Find each line containing the string "ὑποδήματα". Copy it.

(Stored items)
════

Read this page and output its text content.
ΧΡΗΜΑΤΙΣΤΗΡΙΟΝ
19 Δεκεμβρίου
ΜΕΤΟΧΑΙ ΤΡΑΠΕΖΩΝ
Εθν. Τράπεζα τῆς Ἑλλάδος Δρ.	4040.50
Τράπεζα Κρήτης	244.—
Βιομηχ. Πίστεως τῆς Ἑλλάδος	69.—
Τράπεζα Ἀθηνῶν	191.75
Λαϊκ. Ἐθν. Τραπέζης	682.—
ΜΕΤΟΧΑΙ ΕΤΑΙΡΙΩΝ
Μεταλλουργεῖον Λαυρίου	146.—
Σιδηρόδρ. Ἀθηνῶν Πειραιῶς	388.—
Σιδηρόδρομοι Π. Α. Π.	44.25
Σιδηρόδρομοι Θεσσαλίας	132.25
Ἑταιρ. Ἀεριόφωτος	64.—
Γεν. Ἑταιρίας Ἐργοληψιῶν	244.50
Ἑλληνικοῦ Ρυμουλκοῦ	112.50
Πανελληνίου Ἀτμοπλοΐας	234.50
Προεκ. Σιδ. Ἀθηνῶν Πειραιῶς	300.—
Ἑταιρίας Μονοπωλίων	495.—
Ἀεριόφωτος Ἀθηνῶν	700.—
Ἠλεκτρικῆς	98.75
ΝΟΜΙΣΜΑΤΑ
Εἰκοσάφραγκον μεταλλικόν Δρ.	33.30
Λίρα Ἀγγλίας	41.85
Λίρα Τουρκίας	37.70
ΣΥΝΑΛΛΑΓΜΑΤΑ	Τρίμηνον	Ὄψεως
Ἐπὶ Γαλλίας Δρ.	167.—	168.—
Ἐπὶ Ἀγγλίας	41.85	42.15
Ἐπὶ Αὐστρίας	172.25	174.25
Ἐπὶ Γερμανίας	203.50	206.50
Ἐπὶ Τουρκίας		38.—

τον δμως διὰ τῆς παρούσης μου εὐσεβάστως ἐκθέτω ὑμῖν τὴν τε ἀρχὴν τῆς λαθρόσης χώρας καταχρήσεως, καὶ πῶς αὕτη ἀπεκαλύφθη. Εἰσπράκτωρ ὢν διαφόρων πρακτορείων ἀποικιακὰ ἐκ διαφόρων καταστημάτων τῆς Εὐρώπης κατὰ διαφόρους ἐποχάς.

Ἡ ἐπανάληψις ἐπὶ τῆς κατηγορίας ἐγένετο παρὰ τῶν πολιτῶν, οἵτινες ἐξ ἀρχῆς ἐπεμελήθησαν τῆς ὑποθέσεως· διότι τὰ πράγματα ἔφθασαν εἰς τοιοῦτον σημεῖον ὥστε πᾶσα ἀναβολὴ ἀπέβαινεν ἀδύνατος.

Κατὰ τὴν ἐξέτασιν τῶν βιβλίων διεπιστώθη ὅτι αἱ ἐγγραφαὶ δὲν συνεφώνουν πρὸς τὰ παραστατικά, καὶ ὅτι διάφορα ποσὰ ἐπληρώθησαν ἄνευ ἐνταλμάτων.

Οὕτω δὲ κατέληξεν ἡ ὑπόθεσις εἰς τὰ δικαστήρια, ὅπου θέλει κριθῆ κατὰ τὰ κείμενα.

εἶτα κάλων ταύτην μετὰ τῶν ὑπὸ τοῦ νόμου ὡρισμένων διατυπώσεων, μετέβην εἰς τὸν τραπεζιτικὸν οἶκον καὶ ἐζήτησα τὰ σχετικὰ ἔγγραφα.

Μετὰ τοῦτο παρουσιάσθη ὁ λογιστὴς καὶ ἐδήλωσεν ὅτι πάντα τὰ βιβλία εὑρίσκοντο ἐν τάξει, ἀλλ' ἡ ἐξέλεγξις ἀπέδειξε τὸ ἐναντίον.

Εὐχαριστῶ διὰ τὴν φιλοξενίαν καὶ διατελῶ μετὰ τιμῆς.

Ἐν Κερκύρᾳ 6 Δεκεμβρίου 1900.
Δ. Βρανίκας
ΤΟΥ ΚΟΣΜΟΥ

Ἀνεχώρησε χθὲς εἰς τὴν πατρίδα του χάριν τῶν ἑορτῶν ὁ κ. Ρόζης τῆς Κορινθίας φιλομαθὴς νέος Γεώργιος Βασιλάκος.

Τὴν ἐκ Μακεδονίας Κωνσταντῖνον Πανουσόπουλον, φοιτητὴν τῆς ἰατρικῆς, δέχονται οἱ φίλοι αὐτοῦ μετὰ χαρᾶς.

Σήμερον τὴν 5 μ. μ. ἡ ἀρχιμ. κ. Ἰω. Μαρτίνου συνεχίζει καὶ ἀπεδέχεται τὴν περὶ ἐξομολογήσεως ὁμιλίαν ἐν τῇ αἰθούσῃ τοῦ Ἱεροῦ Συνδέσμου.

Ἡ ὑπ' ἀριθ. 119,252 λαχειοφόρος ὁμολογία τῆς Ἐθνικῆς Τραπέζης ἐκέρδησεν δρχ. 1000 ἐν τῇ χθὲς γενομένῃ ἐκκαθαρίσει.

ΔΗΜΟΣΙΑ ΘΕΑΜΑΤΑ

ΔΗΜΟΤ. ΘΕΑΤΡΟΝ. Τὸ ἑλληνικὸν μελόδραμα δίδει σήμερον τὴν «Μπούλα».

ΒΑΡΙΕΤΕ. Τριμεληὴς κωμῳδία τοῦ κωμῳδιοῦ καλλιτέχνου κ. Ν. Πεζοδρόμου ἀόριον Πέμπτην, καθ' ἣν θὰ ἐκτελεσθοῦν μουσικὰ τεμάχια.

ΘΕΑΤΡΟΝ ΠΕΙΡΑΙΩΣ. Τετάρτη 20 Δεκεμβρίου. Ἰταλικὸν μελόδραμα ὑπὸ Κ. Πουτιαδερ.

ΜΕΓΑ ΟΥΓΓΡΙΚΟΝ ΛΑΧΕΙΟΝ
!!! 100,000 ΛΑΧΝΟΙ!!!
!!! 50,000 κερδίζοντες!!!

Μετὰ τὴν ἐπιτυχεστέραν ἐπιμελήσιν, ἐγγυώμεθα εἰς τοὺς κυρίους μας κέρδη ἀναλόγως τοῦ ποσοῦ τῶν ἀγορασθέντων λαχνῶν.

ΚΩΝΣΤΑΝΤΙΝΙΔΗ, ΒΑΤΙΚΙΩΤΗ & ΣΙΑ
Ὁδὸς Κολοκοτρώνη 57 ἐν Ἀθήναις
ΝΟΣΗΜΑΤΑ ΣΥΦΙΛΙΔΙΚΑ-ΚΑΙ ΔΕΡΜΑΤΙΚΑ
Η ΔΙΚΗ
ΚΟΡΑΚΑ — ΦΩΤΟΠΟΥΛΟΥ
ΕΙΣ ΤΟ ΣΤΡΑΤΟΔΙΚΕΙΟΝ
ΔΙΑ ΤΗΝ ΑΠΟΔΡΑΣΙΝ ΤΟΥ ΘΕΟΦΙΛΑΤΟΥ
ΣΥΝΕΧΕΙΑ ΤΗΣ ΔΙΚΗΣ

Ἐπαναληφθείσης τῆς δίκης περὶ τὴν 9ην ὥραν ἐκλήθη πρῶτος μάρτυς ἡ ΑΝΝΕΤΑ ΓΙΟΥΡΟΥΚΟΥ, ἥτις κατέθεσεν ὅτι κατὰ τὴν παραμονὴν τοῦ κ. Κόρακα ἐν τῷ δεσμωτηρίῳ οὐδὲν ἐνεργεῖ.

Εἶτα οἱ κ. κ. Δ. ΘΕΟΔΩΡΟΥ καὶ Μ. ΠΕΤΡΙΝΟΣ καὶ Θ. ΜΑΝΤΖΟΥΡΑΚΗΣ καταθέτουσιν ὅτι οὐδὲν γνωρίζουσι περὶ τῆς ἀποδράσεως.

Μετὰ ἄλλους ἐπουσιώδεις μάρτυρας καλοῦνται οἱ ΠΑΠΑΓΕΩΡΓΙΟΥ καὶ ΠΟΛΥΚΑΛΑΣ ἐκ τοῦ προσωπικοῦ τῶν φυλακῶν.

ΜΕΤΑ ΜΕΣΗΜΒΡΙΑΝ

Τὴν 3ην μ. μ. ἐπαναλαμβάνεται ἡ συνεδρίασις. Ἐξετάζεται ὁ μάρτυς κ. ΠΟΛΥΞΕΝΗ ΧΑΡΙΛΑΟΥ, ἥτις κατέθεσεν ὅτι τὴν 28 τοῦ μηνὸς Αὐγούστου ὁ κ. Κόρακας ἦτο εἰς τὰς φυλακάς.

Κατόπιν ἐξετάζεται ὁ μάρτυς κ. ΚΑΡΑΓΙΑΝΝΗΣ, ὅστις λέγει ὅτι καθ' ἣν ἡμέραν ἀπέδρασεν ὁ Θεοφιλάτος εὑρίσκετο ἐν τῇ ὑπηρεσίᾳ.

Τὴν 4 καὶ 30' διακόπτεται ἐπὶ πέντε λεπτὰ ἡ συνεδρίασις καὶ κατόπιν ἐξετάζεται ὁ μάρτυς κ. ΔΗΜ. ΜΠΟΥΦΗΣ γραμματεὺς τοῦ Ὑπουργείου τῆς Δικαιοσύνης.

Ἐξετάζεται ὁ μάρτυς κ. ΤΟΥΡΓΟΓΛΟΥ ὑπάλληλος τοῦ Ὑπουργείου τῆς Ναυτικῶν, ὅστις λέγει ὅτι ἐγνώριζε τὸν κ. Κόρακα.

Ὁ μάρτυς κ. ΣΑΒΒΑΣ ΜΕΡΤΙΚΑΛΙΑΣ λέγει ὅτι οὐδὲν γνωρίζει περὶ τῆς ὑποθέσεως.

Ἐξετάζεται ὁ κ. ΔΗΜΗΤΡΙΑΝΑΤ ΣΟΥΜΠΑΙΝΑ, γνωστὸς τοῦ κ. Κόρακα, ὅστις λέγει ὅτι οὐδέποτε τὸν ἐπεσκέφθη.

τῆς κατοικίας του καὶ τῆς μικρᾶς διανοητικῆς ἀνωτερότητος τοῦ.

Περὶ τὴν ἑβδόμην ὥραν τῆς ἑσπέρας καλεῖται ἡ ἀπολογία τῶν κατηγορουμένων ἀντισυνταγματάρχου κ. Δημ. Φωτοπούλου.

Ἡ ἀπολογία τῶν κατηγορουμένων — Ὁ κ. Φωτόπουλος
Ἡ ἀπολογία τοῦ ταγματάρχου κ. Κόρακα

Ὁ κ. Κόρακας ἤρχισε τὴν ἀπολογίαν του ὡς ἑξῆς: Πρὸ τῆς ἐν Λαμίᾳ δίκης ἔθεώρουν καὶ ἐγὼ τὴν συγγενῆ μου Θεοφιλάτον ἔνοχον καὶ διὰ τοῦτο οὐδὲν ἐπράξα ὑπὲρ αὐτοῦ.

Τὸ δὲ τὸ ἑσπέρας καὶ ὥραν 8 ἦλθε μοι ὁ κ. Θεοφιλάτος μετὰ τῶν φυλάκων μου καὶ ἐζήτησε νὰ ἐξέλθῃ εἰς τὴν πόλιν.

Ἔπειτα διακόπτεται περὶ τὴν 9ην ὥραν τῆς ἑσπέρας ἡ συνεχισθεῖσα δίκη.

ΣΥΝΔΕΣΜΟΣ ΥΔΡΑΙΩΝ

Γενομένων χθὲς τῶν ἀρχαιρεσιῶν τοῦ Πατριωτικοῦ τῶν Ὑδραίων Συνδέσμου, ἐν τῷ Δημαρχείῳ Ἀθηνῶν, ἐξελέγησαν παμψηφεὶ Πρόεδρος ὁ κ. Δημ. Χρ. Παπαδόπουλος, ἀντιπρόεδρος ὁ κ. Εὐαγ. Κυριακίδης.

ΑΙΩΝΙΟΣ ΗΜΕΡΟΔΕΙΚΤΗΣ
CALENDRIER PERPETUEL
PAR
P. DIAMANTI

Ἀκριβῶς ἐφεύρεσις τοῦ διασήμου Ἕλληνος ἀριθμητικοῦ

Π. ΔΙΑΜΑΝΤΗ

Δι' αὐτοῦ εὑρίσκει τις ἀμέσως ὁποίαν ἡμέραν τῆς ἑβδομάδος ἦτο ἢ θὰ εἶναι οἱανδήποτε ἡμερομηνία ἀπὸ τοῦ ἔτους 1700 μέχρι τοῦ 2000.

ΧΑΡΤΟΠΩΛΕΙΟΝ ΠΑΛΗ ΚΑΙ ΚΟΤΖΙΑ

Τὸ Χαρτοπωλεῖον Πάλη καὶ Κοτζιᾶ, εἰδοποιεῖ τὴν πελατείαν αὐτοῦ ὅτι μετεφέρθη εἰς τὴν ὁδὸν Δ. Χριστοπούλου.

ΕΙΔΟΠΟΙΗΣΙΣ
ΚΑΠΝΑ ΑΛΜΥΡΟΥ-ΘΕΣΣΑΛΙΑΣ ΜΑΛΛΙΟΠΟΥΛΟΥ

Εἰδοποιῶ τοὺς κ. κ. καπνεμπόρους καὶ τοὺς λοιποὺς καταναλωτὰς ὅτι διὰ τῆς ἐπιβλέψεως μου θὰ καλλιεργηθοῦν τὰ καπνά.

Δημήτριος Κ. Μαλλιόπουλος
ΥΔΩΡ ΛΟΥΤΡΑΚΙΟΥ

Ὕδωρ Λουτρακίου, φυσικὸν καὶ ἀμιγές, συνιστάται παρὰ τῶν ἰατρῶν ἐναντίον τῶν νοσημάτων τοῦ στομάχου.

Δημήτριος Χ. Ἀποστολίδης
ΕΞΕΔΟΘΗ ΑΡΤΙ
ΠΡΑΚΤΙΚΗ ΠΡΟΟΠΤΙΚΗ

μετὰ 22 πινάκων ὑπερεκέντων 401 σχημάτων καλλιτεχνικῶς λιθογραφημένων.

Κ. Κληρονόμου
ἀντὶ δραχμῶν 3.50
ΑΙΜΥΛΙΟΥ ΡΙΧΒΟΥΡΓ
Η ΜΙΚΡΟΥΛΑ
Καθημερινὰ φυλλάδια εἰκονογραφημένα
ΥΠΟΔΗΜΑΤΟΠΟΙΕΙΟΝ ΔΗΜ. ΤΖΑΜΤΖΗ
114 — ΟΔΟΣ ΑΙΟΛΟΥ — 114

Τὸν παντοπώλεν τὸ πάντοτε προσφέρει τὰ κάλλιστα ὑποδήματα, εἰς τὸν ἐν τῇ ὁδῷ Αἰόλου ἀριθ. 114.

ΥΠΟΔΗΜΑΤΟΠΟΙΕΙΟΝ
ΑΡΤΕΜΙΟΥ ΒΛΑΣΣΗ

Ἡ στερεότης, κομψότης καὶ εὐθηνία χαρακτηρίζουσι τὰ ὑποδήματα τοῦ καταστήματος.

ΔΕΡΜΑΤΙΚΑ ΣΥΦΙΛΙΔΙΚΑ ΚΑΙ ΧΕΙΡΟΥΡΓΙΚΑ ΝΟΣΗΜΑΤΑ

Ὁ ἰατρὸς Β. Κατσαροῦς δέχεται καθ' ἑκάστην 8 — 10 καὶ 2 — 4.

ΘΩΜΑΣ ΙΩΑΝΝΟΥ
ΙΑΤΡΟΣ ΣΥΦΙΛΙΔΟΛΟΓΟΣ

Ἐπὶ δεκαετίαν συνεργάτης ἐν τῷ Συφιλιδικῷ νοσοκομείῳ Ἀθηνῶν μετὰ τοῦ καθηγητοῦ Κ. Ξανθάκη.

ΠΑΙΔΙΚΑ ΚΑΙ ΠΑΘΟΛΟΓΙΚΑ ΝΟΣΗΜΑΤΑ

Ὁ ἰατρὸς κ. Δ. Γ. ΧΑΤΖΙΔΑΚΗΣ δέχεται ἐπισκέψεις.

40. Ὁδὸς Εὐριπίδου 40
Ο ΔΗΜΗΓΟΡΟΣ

════

Solved exercise –
Τὸν παντοπώλεν τὸ πάντοτε προσφέρει τὰ κάλλιστα ὑποδήματα, εἰς τὸν ἐν τῇ ὁδῷ Αἰόλου ἀριθ. 114.
Ἡ στερεότης, κομψότης καὶ εὐθηνία χαρακτηρίζουσι τὰ ὑποδήματα τοῦ καταστήματος.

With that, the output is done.